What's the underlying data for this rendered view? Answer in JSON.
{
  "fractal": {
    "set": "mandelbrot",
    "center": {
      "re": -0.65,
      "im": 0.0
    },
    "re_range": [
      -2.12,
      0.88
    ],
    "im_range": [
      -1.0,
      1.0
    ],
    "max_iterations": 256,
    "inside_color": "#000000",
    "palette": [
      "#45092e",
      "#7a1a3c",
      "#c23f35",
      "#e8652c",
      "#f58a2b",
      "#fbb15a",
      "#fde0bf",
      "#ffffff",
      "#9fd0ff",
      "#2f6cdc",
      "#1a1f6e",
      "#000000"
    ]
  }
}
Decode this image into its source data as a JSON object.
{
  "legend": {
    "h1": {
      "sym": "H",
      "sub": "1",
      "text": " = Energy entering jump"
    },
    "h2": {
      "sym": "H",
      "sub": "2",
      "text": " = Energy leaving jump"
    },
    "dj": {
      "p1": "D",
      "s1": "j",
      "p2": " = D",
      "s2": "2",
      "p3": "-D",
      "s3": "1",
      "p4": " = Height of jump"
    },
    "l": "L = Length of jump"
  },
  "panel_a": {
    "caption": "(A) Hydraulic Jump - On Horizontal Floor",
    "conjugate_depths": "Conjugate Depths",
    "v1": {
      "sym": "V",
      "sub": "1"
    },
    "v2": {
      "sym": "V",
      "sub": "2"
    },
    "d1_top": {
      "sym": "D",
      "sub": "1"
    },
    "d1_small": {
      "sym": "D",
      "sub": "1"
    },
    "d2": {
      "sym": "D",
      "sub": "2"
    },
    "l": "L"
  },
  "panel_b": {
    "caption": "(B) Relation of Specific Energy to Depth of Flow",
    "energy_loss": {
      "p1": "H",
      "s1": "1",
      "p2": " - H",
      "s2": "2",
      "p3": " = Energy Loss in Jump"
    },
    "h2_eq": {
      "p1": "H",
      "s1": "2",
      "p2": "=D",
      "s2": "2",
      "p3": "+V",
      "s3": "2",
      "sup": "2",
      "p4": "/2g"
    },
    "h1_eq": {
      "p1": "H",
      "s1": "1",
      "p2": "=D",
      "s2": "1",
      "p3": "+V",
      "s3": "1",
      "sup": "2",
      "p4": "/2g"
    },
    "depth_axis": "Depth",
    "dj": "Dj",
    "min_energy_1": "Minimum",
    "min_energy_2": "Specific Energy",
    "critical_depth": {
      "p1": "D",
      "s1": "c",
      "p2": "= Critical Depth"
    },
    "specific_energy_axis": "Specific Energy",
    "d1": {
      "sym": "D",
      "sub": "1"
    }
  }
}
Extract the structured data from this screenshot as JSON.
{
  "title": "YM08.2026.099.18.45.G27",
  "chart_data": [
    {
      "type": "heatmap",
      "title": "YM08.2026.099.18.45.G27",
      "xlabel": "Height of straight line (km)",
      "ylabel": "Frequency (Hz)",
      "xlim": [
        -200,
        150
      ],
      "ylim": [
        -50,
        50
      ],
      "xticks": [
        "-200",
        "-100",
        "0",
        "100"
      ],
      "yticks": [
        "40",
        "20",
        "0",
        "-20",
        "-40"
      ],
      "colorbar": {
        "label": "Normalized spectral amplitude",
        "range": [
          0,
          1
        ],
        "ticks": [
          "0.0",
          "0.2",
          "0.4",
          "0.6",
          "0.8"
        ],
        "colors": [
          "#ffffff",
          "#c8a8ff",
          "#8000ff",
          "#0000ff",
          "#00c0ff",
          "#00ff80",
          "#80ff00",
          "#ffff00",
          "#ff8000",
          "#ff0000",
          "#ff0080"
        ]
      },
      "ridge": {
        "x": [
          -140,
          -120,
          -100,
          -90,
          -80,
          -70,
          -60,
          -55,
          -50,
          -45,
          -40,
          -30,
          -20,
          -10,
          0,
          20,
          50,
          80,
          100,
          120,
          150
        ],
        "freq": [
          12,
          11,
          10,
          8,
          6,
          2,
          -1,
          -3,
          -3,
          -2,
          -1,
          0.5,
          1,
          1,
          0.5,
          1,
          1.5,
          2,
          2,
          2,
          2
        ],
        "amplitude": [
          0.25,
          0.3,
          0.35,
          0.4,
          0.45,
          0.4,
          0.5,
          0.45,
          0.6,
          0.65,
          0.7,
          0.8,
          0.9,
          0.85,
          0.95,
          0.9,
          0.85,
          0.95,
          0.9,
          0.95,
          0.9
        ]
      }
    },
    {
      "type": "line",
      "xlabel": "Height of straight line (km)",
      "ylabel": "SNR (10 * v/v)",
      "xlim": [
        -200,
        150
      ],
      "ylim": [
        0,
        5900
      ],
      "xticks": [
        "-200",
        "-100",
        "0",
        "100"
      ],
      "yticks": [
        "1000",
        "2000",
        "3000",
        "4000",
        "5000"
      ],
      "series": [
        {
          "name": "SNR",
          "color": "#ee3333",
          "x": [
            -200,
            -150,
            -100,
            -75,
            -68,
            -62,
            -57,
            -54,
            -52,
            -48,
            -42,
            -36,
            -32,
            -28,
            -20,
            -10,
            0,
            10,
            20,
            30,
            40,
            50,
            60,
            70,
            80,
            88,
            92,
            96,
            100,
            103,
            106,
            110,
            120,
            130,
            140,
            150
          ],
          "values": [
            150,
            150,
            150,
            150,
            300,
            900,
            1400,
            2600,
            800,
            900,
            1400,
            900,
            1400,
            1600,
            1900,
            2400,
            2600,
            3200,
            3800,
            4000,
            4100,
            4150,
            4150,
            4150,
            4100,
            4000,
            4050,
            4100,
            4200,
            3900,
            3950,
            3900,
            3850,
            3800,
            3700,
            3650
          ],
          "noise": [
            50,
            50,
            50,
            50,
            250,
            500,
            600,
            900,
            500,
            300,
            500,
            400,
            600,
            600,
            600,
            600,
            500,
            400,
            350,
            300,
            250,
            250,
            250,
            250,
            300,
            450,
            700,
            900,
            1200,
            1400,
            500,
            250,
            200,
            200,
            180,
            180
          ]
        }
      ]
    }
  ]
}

- _WHAT YOU NEED TO DO_
Reproduce the records above exactly as they appear.

- _WRITTEN ANSWER_
What's the underlying data for this rendered view? Answer in JSON.
{
  "fractal": {
    "set": "mandelbrot",
    "center": {
      "re": -0.65,
      "im": 0.0
    },
    "re_range": [
      -2.12,
      0.88
    ],
    "im_range": [
      -1.0,
      1.0
    ],
    "max_iterations": 256,
    "inside_color": "#000000",
    "palette": [
      "#45092e",
      "#7a1a3c",
      "#c23f35",
      "#e8652c",
      "#f58a2b",
      "#fbb15a",
      "#fde0bf",
      "#ffffff",
      "#9fd0ff",
      "#2f6cdc",
      "#1a1f6e",
      "#000000"
    ]
  }
}
Decode this image into its source data as a JSON object.
{
  "legend": {
    "h1": {
      "sym": "H",
      "sub": "1",
      "text": " = Energy entering jump"
    },
    "h2": {
      "sym": "H",
      "sub": "2",
      "text": " = Energy leaving jump"
    },
    "dj": {
      "p1": "D",
      "s1": "j",
      "p2": " = D",
      "s2": "2",
      "p3": "-D",
      "s3": "1",
      "p4": " = Height of jump"
    },
    "l": "L = Length of jump"
  },
  "panel_a": {
    "caption": "(A) Hydraulic Jump - On Horizontal Floor",
    "conjugate_depths": "Conjugate Depths",
    "v1": {
      "sym": "V",
      "sub": "1"
    },
    "v2": {
      "sym": "V",
      "sub": "2"
    },
    "d1_top": {
      "sym": "D",
      "sub": "1"
    },
    "d1_small": {
      "sym": "D",
      "sub": "1"
    },
    "d2": {
      "sym": "D",
      "sub": "2"
    },
    "l": "L"
  },
  "panel_b": {
    "caption": "(B) Relation of Specific Energy to Depth of Flow",
    "energy_loss": {
      "p1": "H",
      "s1": "1",
      "p2": " - H",
      "s2": "2",
      "p3": " = Energy Loss in Jump"
    },
    "h2_eq": {
      "p1": "H",
      "s1": "2",
      "p2": "=D",
      "s2": "2",
      "p3": "+V",
      "s3": "2",
      "sup": "2",
      "p4": "/2g"
    },
    "h1_eq": {
      "p1": "H",
      "s1": "1",
      "p2": "=D",
      "s2": "1",
      "p3": "+V",
      "s3": "1",
      "sup": "2",
      "p4": "/2g"
    },
    "depth_axis": "Depth",
    "dj": "Dj",
    "min_energy_1": "Minimum",
    "min_energy_2": "Specific Energy",
    "critical_depth": {
      "p1": "D",
      "s1": "c",
      "p2": "= Critical Depth"
    },
    "specific_energy_axis": "Specific Energy",
    "d1": {
      "sym": "D",
      "sub": "1"
    }
  }
}
Extract the structured data from this screenshot as JSON.
{
  "title": "YM08.2026.099.18.45.G27",
  "chart_data": [
    {
      "type": "heatmap",
      "title": "YM08.2026.099.18.45.G27",
      "xlabel": "Height of straight line (km)",
      "ylabel": "Frequency (Hz)",
      "xlim": [
        -200,
        150
      ],
      "ylim": [
        -50,
        50
      ],
      "xticks": [
        "-200",
        "-100",
        "0",
        "100"
      ],
      "yticks": [
        "40",
        "20",
        "0",
        "-20",
        "-40"
      ],
      "colorbar": {
        "label": "Normalized spectral amplitude",
        "range": [
          0,
          1
        ],
        "ticks": [
          "0.0",
          "0.2",
          "0.4",
          "0.6",
          "0.8"
        ],
        "colors": [
          "#ffffff",
          "#c8a8ff",
          "#8000ff",
          "#0000ff",
          "#00c0ff",
          "#00ff80",
          "#80ff00",
          "#ffff00",
          "#ff8000",
          "#ff0000",
          "#ff0080"
        ]
      },
      "ridge": {
        "x": [
          -140,
          -120,
          -100,
          -90,
          -80,
          -70,
          -60,
          -55,
          -50,
          -45,
          -40,
          -30,
          -20,
          -10,
          0,
          20,
          50,
          80,
          100,
          120,
          150
        ],
        "freq": [
          12,
          11,
          10,
          8,
          6,
          2,
          -1,
          -3,
          -3,
          -2,
          -1,
          0.5,
          1,
          1,
          0.5,
          1,
          1.5,
          2,
          2,
          2,
          2
        ],
        "amplitude": [
          0.25,
          0.3,
          0.35,
          0.4,
          0.45,
          0.4,
          0.5,
          0.45,
          0.6,
          0.65,
          0.7,
          0.8,
          0.9,
          0.85,
          0.95,
          0.9,
          0.85,
          0.95,
          0.9,
          0.95,
          0.9
        ]
      }
    },
    {
      "type": "line",
      "xlabel": "Height of straight line (km)",
      "ylabel": "SNR (10 * v/v)",
      "xlim": [
        -200,
        150
      ],
      "ylim": [
        0,
        5900
      ],
      "xticks": [
        "-200",
        "-100",
        "0",
        "100"
      ],
      "yticks": [
        "1000",
        "2000",
        "3000",
        "4000",
        "5000"
      ],
      "series": [
        {
          "name": "SNR",
          "color": "#ee3333",
          "x": [
            -200,
            -150,
            -100,
            -75,
            -68,
            -62,
            -57,
            -54,
            -52,
            -48,
            -42,
            -36,
            -32,
            -28,
            -20,
            -10,
            0,
            10,
            20,
            30,
            40,
            50,
            60,
            70,
            80,
            88,
            92,
            96,
            100,
            103,
            106,
            110,
            120,
            130,
            140,
            150
          ],
          "values": [
            150,
            150,
            150,
            150,
            300,
            900,
            1400,
            2600,
            800,
            900,
            1400,
            900,
            1400,
            1600,
            1900,
            2400,
            2600,
            3200,
            3800,
            4000,
            4100,
            4150,
            4150,
            4150,
            4100,
            4000,
            4050,
            4100,
            4200,
            3900,
            3950,
            3900,
            3850,
            3800,
            3700,
            3650
          ],
          "noise": [
            50,
            50,
            50,
            50,
            250,
            500,
            600,
            900,
            500,
            300,
            500,
            400,
            600,
            600,
            600,
            600,
            500,
            400,
            350,
            300,
            250,
            250,
            250,
            250,
            300,
            450,
            700,
            900,
            1200,
            1400,
            500,
            250,
            200,
            200,
            180,
            180
          ]
        }
      ]
    }
  ]
}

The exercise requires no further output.